## CHALLENGE
The records that follow are to be repeated without alteration.
-- Start AVAILABLE DATA --
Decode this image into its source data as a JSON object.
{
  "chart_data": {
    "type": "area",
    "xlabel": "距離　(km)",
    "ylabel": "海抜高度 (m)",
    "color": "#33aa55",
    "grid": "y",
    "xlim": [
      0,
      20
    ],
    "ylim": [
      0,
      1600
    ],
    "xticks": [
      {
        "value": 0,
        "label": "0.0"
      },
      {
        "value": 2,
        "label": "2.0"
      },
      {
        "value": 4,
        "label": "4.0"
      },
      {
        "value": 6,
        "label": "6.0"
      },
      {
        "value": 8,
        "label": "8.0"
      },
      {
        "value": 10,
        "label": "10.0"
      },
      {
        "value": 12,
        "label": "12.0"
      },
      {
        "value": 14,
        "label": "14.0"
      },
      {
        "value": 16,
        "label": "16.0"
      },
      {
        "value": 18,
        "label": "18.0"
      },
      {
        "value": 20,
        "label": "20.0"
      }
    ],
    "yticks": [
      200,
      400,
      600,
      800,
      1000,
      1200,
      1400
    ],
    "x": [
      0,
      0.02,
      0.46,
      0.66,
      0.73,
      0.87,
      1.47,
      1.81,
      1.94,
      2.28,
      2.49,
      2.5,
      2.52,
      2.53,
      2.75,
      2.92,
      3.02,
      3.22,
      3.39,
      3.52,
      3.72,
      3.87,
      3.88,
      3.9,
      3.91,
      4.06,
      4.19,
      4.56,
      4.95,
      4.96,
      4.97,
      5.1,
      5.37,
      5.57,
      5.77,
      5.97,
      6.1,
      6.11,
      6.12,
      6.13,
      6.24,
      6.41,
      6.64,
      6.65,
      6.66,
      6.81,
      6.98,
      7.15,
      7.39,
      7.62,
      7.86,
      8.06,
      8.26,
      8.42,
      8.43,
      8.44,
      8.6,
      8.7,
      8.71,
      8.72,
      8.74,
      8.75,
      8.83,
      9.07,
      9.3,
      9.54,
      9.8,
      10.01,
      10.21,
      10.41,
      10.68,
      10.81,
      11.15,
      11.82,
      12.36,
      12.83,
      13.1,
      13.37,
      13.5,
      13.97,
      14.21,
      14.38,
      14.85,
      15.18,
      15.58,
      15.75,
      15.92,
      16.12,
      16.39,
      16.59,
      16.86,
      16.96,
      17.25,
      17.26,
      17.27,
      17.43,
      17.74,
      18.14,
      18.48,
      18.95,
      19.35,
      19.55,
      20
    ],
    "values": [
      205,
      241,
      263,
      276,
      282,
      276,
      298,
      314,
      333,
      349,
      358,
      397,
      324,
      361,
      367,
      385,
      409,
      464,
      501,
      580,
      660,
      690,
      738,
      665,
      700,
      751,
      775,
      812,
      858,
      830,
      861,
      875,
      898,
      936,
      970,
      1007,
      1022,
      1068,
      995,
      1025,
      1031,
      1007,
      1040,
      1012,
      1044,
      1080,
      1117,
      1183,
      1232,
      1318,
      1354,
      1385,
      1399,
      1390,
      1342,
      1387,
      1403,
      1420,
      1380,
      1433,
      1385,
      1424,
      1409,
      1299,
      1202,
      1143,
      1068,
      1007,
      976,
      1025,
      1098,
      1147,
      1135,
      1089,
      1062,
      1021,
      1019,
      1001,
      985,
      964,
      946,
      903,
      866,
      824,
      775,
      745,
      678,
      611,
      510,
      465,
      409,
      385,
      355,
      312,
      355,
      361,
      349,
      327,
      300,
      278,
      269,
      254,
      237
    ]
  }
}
-- End AVAILABLE DATA --
## SOLVED EXERCISE
Decode this image into its source data as a JSON object.
{
  "chart_data": {
    "type": "area",
    "xlabel": "距離　(km)",
    "ylabel": "海抜高度 (m)",
    "color": "#33aa55",
    "grid": "y",
    "xlim": [
      0,
      20
    ],
    "ylim": [
      0,
      1600
    ],
    "xticks": [
      {
        "value": 0,
        "label": "0.0"
      },
      {
        "value": 2,
        "label": "2.0"
      },
      {
        "value": 4,
        "label": "4.0"
      },
      {
        "value": 6,
        "label": "6.0"
      },
      {
        "value": 8,
        "label": "8.0"
      },
      {
        "value": 10,
        "label": "10.0"
      },
      {
        "value": 12,
        "label": "12.0"
      },
      {
        "value": 14,
        "label": "14.0"
      },
      {
        "value": 16,
        "label": "16.0"
      },
      {
        "value": 18,
        "label": "18.0"
      },
      {
        "value": 20,
        "label": "20.0"
      }
    ],
    "yticks": [
      200,
      400,
      600,
      800,
      1000,
      1200,
      1400
    ],
    "x": [
      0,
      0.02,
      0.46,
      0.66,
      0.73,
      0.87,
      1.47,
      1.81,
      1.94,
      2.28,
      2.49,
      2.5,
      2.52,
      2.53,
      2.75,
      2.92,
      3.02,
      3.22,
      3.39,
      3.52,
      3.72,
      3.87,
      3.88,
      3.9,
      3.91,
      4.06,
      4.19,
      4.56,
      4.95,
      4.96,
      4.97,
      5.1,
      5.37,
      5.57,
      5.77,
      5.97,
      6.1,
      6.11,
      6.12,
      6.13,
      6.24,
      6.41,
      6.64,
      6.65,
      6.66,
      6.81,
      6.98,
      7.15,
      7.39,
      7.62,
      7.86,
      8.06,
      8.26,
      8.42,
      8.43,
      8.44,
      8.6,
      8.7,
      8.71,
      8.72,
      8.74,
      8.75,
      8.83,
      9.07,
      9.3,
      9.54,
      9.8,
      10.01,
      10.21,
      10.41,
      10.68,
      10.81,
      11.15,
      11.82,
      12.36,
      12.83,
      13.1,
      13.37,
      13.5,
      13.97,
      14.21,
      14.38,
      14.85,
      15.18,
      15.58,
      15.75,
      15.92,
      16.12,
      16.39,
      16.59,
      16.86,
      16.96,
      17.25,
      17.26,
      17.27,
      17.43,
      17.74,
      18.14,
      18.48,
      18.95,
      19.35,
      19.55,
      20
    ],
    "values": [
      205,
      241,
      263,
      276,
      282,
      276,
      298,
      314,
      333,
      349,
      358,
      397,
      324,
      361,
      367,
      385,
      409,
      464,
      501,
      580,
      660,
      690,
      738,
      665,
      700,
      751,
      775,
      812,
      858,
      830,
      861,
      875,
      898,
      936,
      970,
      1007,
      1022,
      1068,
      995,
      1025,
      1031,
      1007,
      1040,
      1012,
      1044,
      1080,
      1117,
      1183,
      1232,
      1318,
      1354,
      1385,
      1399,
      1390,
      1342,
      1387,
      1403,
      1420,
      1380,
      1433,
      1385,
      1424,
      1409,
      1299,
      1202,
      1143,
      1068,
      1007,
      976,
      1025,
      1098,
      1147,
      1135,
      1089,
      1062,
      1021,
      1019,
      1001,
      985,
      964,
      946,
      903,
      866,
      824,
      775,
      745,
      678,
      611,
      510,
      465,
      409,
      385,
      355,
      312,
      355,
      361,
      349,
      327,
      300,
      278,
      269,
      254,
      237
    ]
  }
}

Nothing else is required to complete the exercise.